▸ **Instructions to follow**: Every line below must be reproduced exactly. Copy them all.

▸ **Information given**:
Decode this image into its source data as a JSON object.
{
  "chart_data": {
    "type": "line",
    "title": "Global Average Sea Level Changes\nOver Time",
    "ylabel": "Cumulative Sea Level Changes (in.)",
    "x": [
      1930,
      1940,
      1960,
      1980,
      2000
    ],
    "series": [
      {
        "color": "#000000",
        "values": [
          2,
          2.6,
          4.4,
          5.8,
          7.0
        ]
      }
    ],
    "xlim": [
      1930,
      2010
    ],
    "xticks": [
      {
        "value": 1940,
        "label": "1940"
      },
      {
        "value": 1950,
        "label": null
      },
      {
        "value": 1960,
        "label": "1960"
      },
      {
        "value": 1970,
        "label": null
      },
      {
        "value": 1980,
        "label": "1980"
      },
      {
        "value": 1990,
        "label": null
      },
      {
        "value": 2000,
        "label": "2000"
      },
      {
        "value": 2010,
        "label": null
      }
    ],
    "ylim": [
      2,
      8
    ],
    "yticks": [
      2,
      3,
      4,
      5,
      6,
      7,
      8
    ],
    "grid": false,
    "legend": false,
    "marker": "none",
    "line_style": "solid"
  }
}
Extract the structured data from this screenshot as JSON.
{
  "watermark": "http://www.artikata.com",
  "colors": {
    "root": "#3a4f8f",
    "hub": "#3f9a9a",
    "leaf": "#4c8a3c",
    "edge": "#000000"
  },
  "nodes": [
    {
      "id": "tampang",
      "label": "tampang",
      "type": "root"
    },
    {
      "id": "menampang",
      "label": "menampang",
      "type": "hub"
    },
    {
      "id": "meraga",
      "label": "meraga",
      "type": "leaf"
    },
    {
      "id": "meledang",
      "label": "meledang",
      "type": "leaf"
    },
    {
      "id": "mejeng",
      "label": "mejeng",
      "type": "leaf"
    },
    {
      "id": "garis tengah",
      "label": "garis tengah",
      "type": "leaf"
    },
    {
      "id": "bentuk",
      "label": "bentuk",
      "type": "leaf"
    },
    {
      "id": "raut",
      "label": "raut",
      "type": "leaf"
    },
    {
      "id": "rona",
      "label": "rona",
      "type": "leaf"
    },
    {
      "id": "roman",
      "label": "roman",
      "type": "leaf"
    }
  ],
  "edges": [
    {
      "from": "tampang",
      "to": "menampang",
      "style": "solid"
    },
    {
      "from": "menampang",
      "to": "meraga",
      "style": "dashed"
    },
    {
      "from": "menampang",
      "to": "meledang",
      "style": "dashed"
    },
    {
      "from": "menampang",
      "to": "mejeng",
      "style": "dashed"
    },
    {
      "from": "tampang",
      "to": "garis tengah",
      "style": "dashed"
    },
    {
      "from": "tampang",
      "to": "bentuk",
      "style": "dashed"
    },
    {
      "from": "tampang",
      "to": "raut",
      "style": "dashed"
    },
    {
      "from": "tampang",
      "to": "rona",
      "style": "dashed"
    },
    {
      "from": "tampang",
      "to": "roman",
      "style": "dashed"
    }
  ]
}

▸ **Solved exercise**:
Decode this image into its source data as a JSON object.
{
  "chart_data": {
    "type": "line",
    "title": "Global Average Sea Level Changes\nOver Time",
    "ylabel": "Cumulative Sea Level Changes (in.)",
    "x": [
      1930,
      1940,
      1960,
      1980,
      2000
    ],
    "series": [
      {
        "color": "#000000",
        "values": [
          2,
          2.6,
          4.4,
          5.8,
          7.0
        ]
      }
    ],
    "xlim": [
      1930,
      2010
    ],
    "xticks": [
      {
        "value": 1940,
        "label": "1940"
      },
      {
        "value": 1950,
        "label": null
      },
      {
        "value": 1960,
        "label": "1960"
      },
      {
        "value": 1970,
        "label": null
      },
      {
        "value": 1980,
        "label": "1980"
      },
      {
        "value": 1990,
        "label": null
      },
      {
        "value": 2000,
        "label": "2000"
      },
      {
        "value": 2010,
        "label": null
      }
    ],
    "ylim": [
      2,
      8
    ],
    "yticks": [
      2,
      3,
      4,
      5,
      6,
      7,
      8
    ],
    "grid": false,
    "legend": false,
    "marker": "none",
    "line_style": "solid"
  }
}
Extract the structured data from this screenshot as JSON.
{
  "watermark": "http://www.artikata.com",
  "colors": {
    "root": "#3a4f8f",
    "hub": "#3f9a9a",
    "leaf": "#4c8a3c",
    "edge": "#000000"
  },
  "nodes": [
    {
      "id": "tampang",
      "label": "tampang",
      "type": "root"
    },
    {
      "id": "menampang",
      "label": "menampang",
      "type": "hub"
    },
    {
      "id": "meraga",
      "label": "meraga",
      "type": "leaf"
    },
    {
      "id": "meledang",
      "label": "meledang",
      "type": "leaf"
    },
    {
      "id": "mejeng",
      "label": "mejeng",
      "type": "leaf"
    },
    {
      "id": "garis tengah",
      "label": "garis tengah",
      "type": "leaf"
    },
    {
      "id": "bentuk",
      "label": "bentuk",
      "type": "leaf"
    },
    {
      "id": "raut",
      "label": "raut",
      "type": "leaf"
    },
    {
      "id": "rona",
      "label": "rona",
      "type": "leaf"
    },
    {
      "id": "roman",
      "label": "roman",
      "type": "leaf"
    }
  ],
  "edges": [
    {
      "from": "tampang",
      "to": "menampang",
      "style": "solid"
    },
    {
      "from": "menampang",
      "to": "meraga",
      "style": "dashed"
    },
    {
      "from": "menampang",
      "to": "meledang",
      "style": "dashed"
    },
    {
      "from": "menampang",
      "to": "mejeng",
      "style": "dashed"
    },
    {
      "from": "tampang",
      "to": "garis tengah",
      "style": "dashed"
    },
    {
      "from": "tampang",
      "to": "bentuk",
      "style": "dashed"
    },
    {
      "from": "tampang",
      "to": "raut",
      "style": "dashed"
    },
    {
      "from": "tampang",
      "to": "rona",
      "style": "dashed"
    },
    {
      "from": "tampang",
      "to": "roman",
      "style": "dashed"
    }
  ]
}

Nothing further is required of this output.